Ellington was the most affected by the logjam. Last season he was one of Miami’s most important rotation players and most effective perimeter threat. This season through no fault of his own and due to the emergence of Jones, Ellington played only sparse minutes. The trade now frees him to become a factor for a team looking to challenge the Golden State Warriors. It also allows Miami to have a $6.3 million trade exception to use in the summer.

As for Johnson, he had played well throughout the season but the albatross around his neck was the contract he signed in 2016. At the time it was a necessary evil for the Heat to match the four-year $50 million restricted offer sheet the Brooklyn Nets gave to Johnson in the light of Wade’s bitter departure to the Chicago Bulls. That offer sheet had a poison pill written into it that nearly quadrupled his salary this season from $5 million to $19.3 million.

Stored items from a collection
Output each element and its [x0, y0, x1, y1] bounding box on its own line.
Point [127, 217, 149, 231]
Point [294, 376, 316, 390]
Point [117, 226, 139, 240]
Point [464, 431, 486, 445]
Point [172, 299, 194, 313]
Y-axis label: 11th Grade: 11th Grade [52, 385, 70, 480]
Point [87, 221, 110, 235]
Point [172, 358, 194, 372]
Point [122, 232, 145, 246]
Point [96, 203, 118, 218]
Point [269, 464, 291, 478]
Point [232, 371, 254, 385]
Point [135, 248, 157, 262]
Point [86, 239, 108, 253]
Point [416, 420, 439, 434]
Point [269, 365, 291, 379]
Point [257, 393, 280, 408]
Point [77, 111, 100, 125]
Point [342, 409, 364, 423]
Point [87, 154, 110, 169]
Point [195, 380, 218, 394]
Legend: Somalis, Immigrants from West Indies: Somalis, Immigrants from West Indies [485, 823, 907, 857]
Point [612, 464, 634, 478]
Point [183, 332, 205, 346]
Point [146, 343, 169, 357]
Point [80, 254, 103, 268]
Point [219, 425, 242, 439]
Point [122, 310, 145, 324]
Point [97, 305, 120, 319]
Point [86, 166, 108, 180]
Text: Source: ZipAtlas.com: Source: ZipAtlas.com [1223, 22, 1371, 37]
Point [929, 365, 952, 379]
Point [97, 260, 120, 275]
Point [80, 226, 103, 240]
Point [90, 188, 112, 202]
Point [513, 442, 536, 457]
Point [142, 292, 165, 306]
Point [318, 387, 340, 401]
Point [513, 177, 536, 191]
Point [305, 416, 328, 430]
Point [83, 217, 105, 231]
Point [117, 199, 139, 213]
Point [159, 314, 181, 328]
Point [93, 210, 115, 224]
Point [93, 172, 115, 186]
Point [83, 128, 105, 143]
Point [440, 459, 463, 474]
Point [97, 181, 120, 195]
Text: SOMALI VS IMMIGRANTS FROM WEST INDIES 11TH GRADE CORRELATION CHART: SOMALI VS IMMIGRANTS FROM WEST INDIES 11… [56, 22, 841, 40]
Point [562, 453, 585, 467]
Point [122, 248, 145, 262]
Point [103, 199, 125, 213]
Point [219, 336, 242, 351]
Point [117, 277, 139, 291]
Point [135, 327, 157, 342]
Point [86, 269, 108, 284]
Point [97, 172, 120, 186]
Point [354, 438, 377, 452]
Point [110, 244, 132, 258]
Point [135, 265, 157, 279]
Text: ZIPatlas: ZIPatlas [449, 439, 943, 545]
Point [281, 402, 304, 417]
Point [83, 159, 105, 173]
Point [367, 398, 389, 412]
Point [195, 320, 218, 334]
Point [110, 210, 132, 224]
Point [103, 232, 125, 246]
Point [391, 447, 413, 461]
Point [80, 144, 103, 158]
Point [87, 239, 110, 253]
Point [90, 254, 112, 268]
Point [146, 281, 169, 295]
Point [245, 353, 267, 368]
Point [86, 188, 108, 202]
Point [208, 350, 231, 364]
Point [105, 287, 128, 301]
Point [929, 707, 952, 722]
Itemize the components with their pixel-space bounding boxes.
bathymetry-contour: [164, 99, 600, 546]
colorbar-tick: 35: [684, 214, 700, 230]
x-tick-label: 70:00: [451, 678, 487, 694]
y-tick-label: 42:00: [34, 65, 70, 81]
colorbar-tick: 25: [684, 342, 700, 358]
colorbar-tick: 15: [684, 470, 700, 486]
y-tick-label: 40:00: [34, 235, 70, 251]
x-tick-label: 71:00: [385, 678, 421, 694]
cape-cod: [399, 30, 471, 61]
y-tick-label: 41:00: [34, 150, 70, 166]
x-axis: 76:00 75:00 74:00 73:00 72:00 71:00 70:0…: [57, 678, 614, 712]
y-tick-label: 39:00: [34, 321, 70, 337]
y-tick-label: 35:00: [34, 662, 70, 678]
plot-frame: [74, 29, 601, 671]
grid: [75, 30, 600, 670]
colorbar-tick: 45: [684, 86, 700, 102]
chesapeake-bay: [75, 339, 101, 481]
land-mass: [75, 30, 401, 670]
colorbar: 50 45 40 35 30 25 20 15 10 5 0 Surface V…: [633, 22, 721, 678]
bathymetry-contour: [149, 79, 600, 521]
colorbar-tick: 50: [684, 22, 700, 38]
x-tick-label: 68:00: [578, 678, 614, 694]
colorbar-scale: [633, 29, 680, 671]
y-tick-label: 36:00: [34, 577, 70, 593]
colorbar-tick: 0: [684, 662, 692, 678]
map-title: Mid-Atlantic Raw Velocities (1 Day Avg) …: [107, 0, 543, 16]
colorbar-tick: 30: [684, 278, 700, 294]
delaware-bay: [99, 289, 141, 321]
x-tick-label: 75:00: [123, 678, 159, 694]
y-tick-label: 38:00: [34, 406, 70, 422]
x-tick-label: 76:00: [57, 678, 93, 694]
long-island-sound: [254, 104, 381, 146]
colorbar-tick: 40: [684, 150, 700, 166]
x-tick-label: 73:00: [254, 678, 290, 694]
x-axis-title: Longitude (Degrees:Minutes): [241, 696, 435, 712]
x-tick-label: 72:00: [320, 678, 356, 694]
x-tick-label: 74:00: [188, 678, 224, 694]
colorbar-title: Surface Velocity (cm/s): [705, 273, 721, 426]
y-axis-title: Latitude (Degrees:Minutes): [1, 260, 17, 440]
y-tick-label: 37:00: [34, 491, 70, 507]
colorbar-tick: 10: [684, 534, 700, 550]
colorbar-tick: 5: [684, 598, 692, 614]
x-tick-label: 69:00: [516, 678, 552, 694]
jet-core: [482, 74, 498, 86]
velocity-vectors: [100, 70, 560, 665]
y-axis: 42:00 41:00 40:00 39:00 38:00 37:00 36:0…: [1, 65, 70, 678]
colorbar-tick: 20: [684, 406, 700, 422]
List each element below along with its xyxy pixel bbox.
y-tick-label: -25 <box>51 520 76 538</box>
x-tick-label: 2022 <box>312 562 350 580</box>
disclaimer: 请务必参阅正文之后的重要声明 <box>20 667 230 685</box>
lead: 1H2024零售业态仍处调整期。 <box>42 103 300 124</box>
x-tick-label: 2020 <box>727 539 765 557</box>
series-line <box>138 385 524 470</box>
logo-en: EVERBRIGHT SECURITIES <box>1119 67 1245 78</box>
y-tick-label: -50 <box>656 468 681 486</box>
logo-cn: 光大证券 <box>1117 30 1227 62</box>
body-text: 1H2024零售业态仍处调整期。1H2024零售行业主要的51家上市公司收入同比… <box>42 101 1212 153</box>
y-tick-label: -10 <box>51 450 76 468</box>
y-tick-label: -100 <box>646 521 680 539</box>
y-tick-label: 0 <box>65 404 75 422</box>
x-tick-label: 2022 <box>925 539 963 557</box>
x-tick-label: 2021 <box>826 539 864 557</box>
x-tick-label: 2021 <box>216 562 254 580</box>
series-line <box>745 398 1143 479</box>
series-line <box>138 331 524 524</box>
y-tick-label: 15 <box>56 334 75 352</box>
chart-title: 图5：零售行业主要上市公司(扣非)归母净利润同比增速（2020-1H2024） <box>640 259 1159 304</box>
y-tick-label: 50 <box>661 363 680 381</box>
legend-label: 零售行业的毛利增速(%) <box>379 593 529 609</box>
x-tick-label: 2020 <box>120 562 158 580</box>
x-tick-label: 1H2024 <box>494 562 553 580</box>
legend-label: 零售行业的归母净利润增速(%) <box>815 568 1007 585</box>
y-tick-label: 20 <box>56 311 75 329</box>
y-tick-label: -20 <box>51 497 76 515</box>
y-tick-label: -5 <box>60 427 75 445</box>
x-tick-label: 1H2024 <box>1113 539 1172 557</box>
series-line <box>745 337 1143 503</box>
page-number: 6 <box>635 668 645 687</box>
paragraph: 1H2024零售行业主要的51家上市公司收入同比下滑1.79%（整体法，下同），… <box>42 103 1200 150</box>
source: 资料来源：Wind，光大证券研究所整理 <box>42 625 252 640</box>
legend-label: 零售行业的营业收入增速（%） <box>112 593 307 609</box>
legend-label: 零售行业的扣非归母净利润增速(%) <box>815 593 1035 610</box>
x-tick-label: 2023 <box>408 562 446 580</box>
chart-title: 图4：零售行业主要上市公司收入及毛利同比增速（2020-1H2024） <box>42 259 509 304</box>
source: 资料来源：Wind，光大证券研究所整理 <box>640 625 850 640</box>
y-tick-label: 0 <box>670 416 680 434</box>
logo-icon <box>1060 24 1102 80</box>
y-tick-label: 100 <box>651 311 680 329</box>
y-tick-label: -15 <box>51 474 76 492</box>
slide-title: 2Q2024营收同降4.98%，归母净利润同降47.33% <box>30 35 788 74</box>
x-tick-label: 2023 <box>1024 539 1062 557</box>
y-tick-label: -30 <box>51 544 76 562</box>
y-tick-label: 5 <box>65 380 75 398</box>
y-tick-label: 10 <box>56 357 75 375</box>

▸ **What you will do**
Retype the passage about the Heat's roster moves word for word, starting at "Ellington was the" and ending at "in the summer.".

▸ **Solution to this problem**
Ellington was the most affected by the logjam. Last season he was one of Miami’s most important rotation players and most effective perimeter threat. This season through no fault of his own and due to the emergence of Jones, Ellington played only sparse minutes. The trade now frees him to become a factor for a team looking to challenge the Golden State Warriors. It also allows Miami to have a $6.3 million trade exception to use in the summer.